## START DATASET ENTRIES
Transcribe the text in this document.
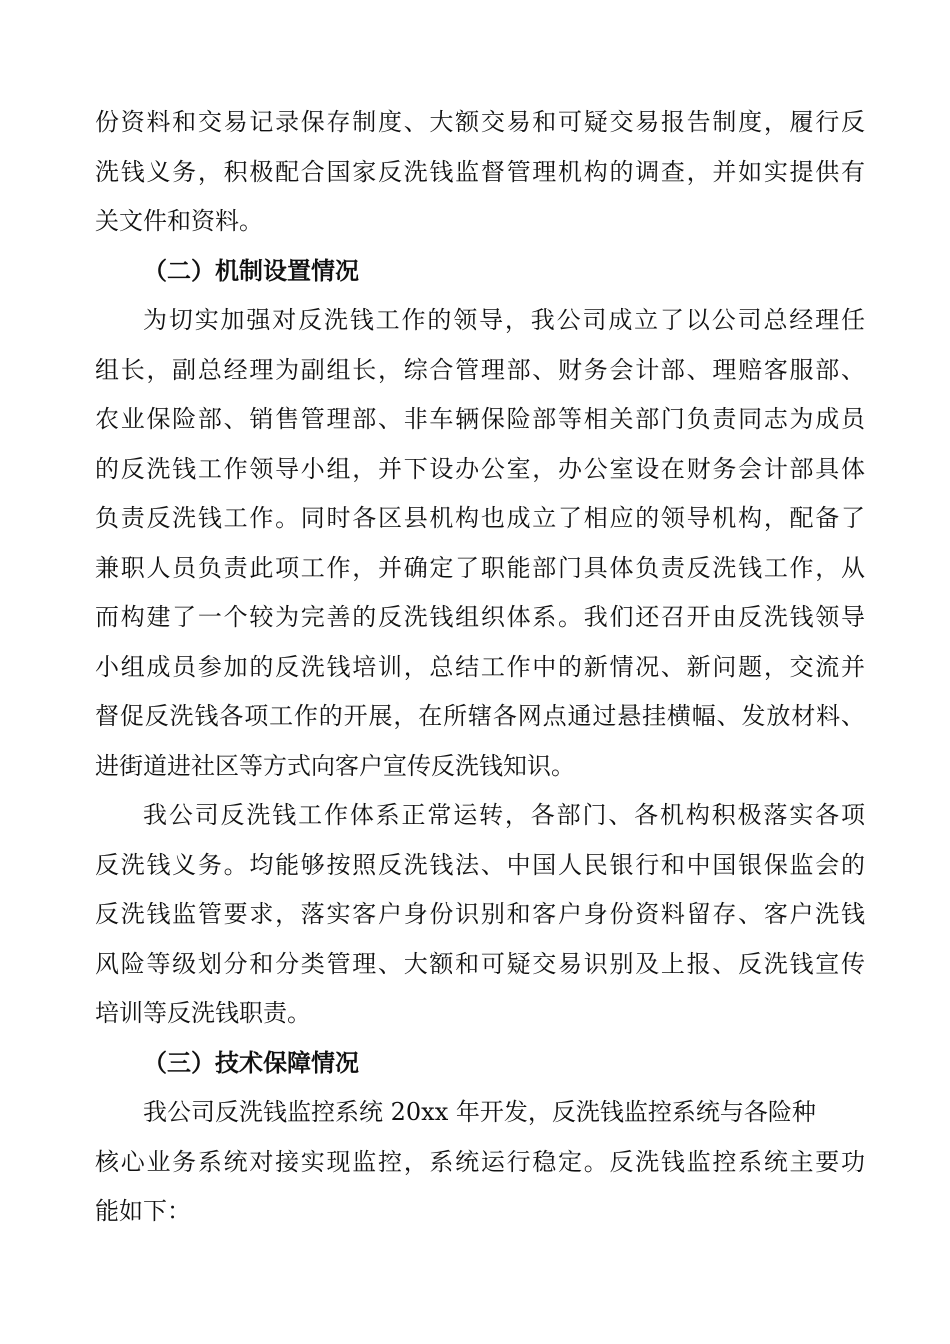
份资料和交易记录保存制度、大额交易和可疑交易报告制度，履行反
洗钱义务，积极配合国家反洗钱监督管理机构的调查，并如实提供有
关文件和资料。
（二）机制设置情况
为切实加强对反洗钱工作的领导，我公司成立了以公司总经理任
组长，副总经理为副组长，综合管理部、财务会计部、理赔客服部、
农业保险部、销售管理部、非车辆保险部等相关部门负责同志为成员
的反洗钱工作领导小组，并下设办公室，办公室设在财务会计部具体
负责反洗钱工作。同时各区县机构也成立了相应的领导机构，配备了
兼职人员负责此项工作，并确定了职能部门具体负责反洗钱工作，从
而构建了一个较为完善的反洗钱组织体系。我们还召开由反洗钱领导
小组成员参加的反洗钱培训，总结工作中的新情况、新问题，交流并
督促反洗钱各项工作的开展，在所辖各网点通过悬挂横幅、发放材料、
进街道进社区等方式向客户宣传反洗钱知识。
我公司反洗钱工作体系正常运转，各部门、各机构积极落实各项
反洗钱义务。均能够按照反洗钱法、中国人民银行和中国银保监会的
反洗钱监管要求，落实客户身份识别和客户身份资料留存、客户洗钱
风险等级划分和分类管理、大额和可疑交易识别及上报、反洗钱宣传
培训等反洗钱职责。
（三）技术保障情况
我公司反洗钱监控系统 20xx 年开发，反洗钱监控系统与各险种
核心业务系统对接实现监控，系统运行稳定。反洗钱监控系统主要功
能如下：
## END DATASET ENTRIES
* THE EXERCISE
Make an exact copy of the listing above. Do not include the pictures.

* TASK RESPONSE
Transcribe the text in this document.
份资料和交易记录保存制度、大额交易和可疑交易报告制度，履行反
洗钱义务，积极配合国家反洗钱监督管理机构的调查，并如实提供有
关文件和资料。
（二）机制设置情况
为切实加强对反洗钱工作的领导，我公司成立了以公司总经理任
组长，副总经理为副组长，综合管理部、财务会计部、理赔客服部、
农业保险部、销售管理部、非车辆保险部等相关部门负责同志为成员
的反洗钱工作领导小组，并下设办公室，办公室设在财务会计部具体
负责反洗钱工作。同时各区县机构也成立了相应的领导机构，配备了
兼职人员负责此项工作，并确定了职能部门具体负责反洗钱工作，从
而构建了一个较为完善的反洗钱组织体系。我们还召开由反洗钱领导
小组成员参加的反洗钱培训，总结工作中的新情况、新问题，交流并
督促反洗钱各项工作的开展，在所辖各网点通过悬挂横幅、发放材料、
进街道进社区等方式向客户宣传反洗钱知识。
我公司反洗钱工作体系正常运转，各部门、各机构积极落实各项
反洗钱义务。均能够按照反洗钱法、中国人民银行和中国银保监会的
反洗钱监管要求，落实客户身份识别和客户身份资料留存、客户洗钱
风险等级划分和分类管理、大额和可疑交易识别及上报、反洗钱宣传
培训等反洗钱职责。
（三）技术保障情况
我公司反洗钱监控系统 20xx 年开发，反洗钱监控系统与各险种
核心业务系统对接实现监控，系统运行稳定。反洗钱监控系统主要功
能如下：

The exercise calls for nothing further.